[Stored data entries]
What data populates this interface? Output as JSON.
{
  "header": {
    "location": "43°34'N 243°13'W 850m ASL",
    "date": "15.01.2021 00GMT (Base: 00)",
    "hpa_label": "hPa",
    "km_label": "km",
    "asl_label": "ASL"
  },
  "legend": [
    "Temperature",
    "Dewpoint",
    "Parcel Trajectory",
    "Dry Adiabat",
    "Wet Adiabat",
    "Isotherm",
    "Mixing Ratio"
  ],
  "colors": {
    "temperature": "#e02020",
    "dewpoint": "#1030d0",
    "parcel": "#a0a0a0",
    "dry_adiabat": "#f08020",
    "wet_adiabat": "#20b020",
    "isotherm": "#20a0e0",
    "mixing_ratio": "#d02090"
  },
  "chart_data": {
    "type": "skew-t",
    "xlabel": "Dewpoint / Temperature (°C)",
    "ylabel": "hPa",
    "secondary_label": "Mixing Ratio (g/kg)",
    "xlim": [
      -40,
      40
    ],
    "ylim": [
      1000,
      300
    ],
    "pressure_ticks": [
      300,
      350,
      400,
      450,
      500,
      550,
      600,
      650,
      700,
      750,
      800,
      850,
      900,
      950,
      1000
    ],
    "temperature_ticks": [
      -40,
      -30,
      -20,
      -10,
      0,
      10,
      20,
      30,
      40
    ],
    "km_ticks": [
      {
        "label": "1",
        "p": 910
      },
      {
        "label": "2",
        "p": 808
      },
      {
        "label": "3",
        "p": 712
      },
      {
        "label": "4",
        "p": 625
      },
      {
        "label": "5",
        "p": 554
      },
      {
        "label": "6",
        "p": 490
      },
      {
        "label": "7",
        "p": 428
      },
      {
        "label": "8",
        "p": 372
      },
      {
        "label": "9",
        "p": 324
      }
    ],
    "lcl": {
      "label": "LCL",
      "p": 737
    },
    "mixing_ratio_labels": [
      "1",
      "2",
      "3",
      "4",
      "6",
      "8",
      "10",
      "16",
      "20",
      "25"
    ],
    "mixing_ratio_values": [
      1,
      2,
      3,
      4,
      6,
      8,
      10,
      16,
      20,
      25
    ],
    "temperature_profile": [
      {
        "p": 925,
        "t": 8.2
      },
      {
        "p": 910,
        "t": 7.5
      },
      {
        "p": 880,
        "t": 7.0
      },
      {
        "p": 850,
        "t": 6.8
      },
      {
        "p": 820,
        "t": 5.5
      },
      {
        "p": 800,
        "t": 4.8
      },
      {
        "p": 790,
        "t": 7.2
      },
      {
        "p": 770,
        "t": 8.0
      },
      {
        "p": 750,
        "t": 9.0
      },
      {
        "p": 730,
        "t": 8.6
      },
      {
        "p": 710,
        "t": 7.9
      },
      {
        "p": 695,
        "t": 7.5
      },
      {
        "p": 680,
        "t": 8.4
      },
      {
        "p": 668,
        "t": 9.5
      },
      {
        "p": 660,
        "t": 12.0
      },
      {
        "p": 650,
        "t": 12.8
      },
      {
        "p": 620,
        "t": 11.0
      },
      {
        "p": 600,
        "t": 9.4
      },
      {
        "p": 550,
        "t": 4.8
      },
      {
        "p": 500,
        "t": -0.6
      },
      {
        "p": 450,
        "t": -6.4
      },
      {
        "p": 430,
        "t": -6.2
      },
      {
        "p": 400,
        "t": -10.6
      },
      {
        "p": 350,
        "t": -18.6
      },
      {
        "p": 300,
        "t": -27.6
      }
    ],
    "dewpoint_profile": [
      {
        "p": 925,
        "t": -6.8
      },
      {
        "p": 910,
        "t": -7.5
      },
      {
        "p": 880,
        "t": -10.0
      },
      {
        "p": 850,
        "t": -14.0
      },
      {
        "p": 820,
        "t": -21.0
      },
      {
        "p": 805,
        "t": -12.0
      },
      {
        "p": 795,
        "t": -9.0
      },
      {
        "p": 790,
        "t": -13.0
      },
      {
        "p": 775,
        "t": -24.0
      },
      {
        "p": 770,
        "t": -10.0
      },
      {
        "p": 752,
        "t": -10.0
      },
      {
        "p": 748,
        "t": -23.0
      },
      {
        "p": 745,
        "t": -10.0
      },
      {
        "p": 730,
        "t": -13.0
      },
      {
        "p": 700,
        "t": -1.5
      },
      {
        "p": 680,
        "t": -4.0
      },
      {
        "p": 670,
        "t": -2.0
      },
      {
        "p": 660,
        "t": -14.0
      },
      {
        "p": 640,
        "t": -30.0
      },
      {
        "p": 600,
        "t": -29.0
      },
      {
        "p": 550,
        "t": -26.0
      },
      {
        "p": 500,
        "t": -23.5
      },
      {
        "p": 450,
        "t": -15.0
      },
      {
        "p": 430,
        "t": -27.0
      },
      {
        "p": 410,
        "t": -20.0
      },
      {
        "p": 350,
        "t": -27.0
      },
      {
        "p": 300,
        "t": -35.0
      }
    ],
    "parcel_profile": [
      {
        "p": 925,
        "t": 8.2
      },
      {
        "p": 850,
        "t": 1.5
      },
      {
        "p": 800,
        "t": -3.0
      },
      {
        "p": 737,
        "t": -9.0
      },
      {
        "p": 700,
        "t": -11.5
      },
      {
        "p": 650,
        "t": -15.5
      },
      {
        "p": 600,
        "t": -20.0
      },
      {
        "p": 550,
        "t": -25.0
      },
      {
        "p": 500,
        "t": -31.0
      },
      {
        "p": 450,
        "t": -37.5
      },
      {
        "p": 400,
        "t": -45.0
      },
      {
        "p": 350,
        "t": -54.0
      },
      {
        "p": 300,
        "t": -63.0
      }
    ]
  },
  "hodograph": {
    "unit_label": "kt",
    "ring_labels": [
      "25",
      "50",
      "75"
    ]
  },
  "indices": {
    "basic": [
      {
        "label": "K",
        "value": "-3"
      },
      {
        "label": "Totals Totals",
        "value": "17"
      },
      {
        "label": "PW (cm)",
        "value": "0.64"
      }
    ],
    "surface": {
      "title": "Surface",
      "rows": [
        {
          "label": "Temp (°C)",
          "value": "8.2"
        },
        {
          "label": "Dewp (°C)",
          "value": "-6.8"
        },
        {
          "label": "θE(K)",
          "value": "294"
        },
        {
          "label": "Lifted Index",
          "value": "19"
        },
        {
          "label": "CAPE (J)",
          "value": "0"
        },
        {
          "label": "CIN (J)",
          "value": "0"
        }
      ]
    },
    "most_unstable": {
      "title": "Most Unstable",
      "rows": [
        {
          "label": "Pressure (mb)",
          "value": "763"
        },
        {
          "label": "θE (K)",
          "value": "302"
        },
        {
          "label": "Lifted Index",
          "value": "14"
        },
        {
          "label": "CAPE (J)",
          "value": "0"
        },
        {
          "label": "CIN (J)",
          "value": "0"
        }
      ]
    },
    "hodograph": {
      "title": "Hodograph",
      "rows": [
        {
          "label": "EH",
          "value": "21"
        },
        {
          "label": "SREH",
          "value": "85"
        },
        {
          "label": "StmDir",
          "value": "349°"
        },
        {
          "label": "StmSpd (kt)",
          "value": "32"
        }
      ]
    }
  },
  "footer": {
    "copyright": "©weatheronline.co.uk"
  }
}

EXERCISE DETAILS:
Transcribe every entry exactly.

PROBLEM SOLUTION:
What data populates this interface? Output as JSON.
{
  "header": {
    "location": "43°34'N 243°13'W 850m ASL",
    "date": "15.01.2021 00GMT (Base: 00)",
    "hpa_label": "hPa",
    "km_label": "km",
    "asl_label": "ASL"
  },
  "legend": [
    "Temperature",
    "Dewpoint",
    "Parcel Trajectory",
    "Dry Adiabat",
    "Wet Adiabat",
    "Isotherm",
    "Mixing Ratio"
  ],
  "colors": {
    "temperature": "#e02020",
    "dewpoint": "#1030d0",
    "parcel": "#a0a0a0",
    "dry_adiabat": "#f08020",
    "wet_adiabat": "#20b020",
    "isotherm": "#20a0e0",
    "mixing_ratio": "#d02090"
  },
  "chart_data": {
    "type": "skew-t",
    "xlabel": "Dewpoint / Temperature (°C)",
    "ylabel": "hPa",
    "secondary_label": "Mixing Ratio (g/kg)",
    "xlim": [
      -40,
      40
    ],
    "ylim": [
      1000,
      300
    ],
    "pressure_ticks": [
      300,
      350,
      400,
      450,
      500,
      550,
      600,
      650,
      700,
      750,
      800,
      850,
      900,
      950,
      1000
    ],
    "temperature_ticks": [
      -40,
      -30,
      -20,
      -10,
      0,
      10,
      20,
      30,
      40
    ],
    "km_ticks": [
      {
        "label": "1",
        "p": 910
      },
      {
        "label": "2",
        "p": 808
      },
      {
        "label": "3",
        "p": 712
      },
      {
        "label": "4",
        "p": 625
      },
      {
        "label": "5",
        "p": 554
      },
      {
        "label": "6",
        "p": 490
      },
      {
        "label": "7",
        "p": 428
      },
      {
        "label": "8",
        "p": 372
      },
      {
        "label": "9",
        "p": 324
      }
    ],
    "lcl": {
      "label": "LCL",
      "p": 737
    },
    "mixing_ratio_labels": [
      "1",
      "2",
      "3",
      "4",
      "6",
      "8",
      "10",
      "16",
      "20",
      "25"
    ],
    "mixing_ratio_values": [
      1,
      2,
      3,
      4,
      6,
      8,
      10,
      16,
      20,
      25
    ],
    "temperature_profile": [
      {
        "p": 925,
        "t": 8.2
      },
      {
        "p": 910,
        "t": 7.5
      },
      {
        "p": 880,
        "t": 7.0
      },
      {
        "p": 850,
        "t": 6.8
      },
      {
        "p": 820,
        "t": 5.5
      },
      {
        "p": 800,
        "t": 4.8
      },
      {
        "p": 790,
        "t": 7.2
      },
      {
        "p": 770,
        "t": 8.0
      },
      {
        "p": 750,
        "t": 9.0
      },
      {
        "p": 730,
        "t": 8.6
      },
      {
        "p": 710,
        "t": 7.9
      },
      {
        "p": 695,
        "t": 7.5
      },
      {
        "p": 680,
        "t": 8.4
      },
      {
        "p": 668,
        "t": 9.5
      },
      {
        "p": 660,
        "t": 12.0
      },
      {
        "p": 650,
        "t": 12.8
      },
      {
        "p": 620,
        "t": 11.0
      },
      {
        "p": 600,
        "t": 9.4
      },
      {
        "p": 550,
        "t": 4.8
      },
      {
        "p": 500,
        "t": -0.6
      },
      {
        "p": 450,
        "t": -6.4
      },
      {
        "p": 430,
        "t": -6.2
      },
      {
        "p": 400,
        "t": -10.6
      },
      {
        "p": 350,
        "t": -18.6
      },
      {
        "p": 300,
        "t": -27.6
      }
    ],
    "dewpoint_profile": [
      {
        "p": 925,
        "t": -6.8
      },
      {
        "p": 910,
        "t": -7.5
      },
      {
        "p": 880,
        "t": -10.0
      },
      {
        "p": 850,
        "t": -14.0
      },
      {
        "p": 820,
        "t": -21.0
      },
      {
        "p": 805,
        "t": -12.0
      },
      {
        "p": 795,
        "t": -9.0
      },
      {
        "p": 790,
        "t": -13.0
      },
      {
        "p": 775,
        "t": -24.0
      },
      {
        "p": 770,
        "t": -10.0
      },
      {
        "p": 752,
        "t": -10.0
      },
      {
        "p": 748,
        "t": -23.0
      },
      {
        "p": 745,
        "t": -10.0
      },
      {
        "p": 730,
        "t": -13.0
      },
      {
        "p": 700,
        "t": -1.5
      },
      {
        "p": 680,
        "t": -4.0
      },
      {
        "p": 670,
        "t": -2.0
      },
      {
        "p": 660,
        "t": -14.0
      },
      {
        "p": 640,
        "t": -30.0
      },
      {
        "p": 600,
        "t": -29.0
      },
      {
        "p": 550,
        "t": -26.0
      },
      {
        "p": 500,
        "t": -23.5
      },
      {
        "p": 450,
        "t": -15.0
      },
      {
        "p": 430,
        "t": -27.0
      },
      {
        "p": 410,
        "t": -20.0
      },
      {
        "p": 350,
        "t": -27.0
      },
      {
        "p": 300,
        "t": -35.0
      }
    ],
    "parcel_profile": [
      {
        "p": 925,
        "t": 8.2
      },
      {
        "p": 850,
        "t": 1.5
      },
      {
        "p": 800,
        "t": -3.0
      },
      {
        "p": 737,
        "t": -9.0
      },
      {
        "p": 700,
        "t": -11.5
      },
      {
        "p": 650,
        "t": -15.5
      },
      {
        "p": 600,
        "t": -20.0
      },
      {
        "p": 550,
        "t": -25.0
      },
      {
        "p": 500,
        "t": -31.0
      },
      {
        "p": 450,
        "t": -37.5
      },
      {
        "p": 400,
        "t": -45.0
      },
      {
        "p": 350,
        "t": -54.0
      },
      {
        "p": 300,
        "t": -63.0
      }
    ]
  },
  "hodograph": {
    "unit_label": "kt",
    "ring_labels": [
      "25",
      "50",
      "75"
    ]
  },
  "indices": {
    "basic": [
      {
        "label": "K",
        "value": "-3"
      },
      {
        "label": "Totals Totals",
        "value": "17"
      },
      {
        "label": "PW (cm)",
        "value": "0.64"
      }
    ],
    "surface": {
      "title": "Surface",
      "rows": [
        {
          "label": "Temp (°C)",
          "value": "8.2"
        },
        {
          "label": "Dewp (°C)",
          "value": "-6.8"
        },
        {
          "label": "θE(K)",
          "value": "294"
        },
        {
          "label": "Lifted Index",
          "value": "19"
        },
        {
          "label": "CAPE (J)",
          "value": "0"
        },
        {
          "label": "CIN (J)",
          "value": "0"
        }
      ]
    },
    "most_unstable": {
      "title": "Most Unstable",
      "rows": [
        {
          "label": "Pressure (mb)",
          "value": "763"
        },
        {
          "label": "θE (K)",
          "value": "302"
        },
        {
          "label": "Lifted Index",
          "value": "14"
        },
        {
          "label": "CAPE (J)",
          "value": "0"
        },
        {
          "label": "CIN (J)",
          "value": "0"
        }
      ]
    },
    "hodograph": {
      "title": "Hodograph",
      "rows": [
        {
          "label": "EH",
          "value": "21"
        },
        {
          "label": "SREH",
          "value": "85"
        },
        {
          "label": "StmDir",
          "value": "349°"
        },
        {
          "label": "StmSpd (kt)",
          "value": "32"
        }
      ]
    }
  },
  "footer": {
    "copyright": "©weatheronline.co.uk"
  }
}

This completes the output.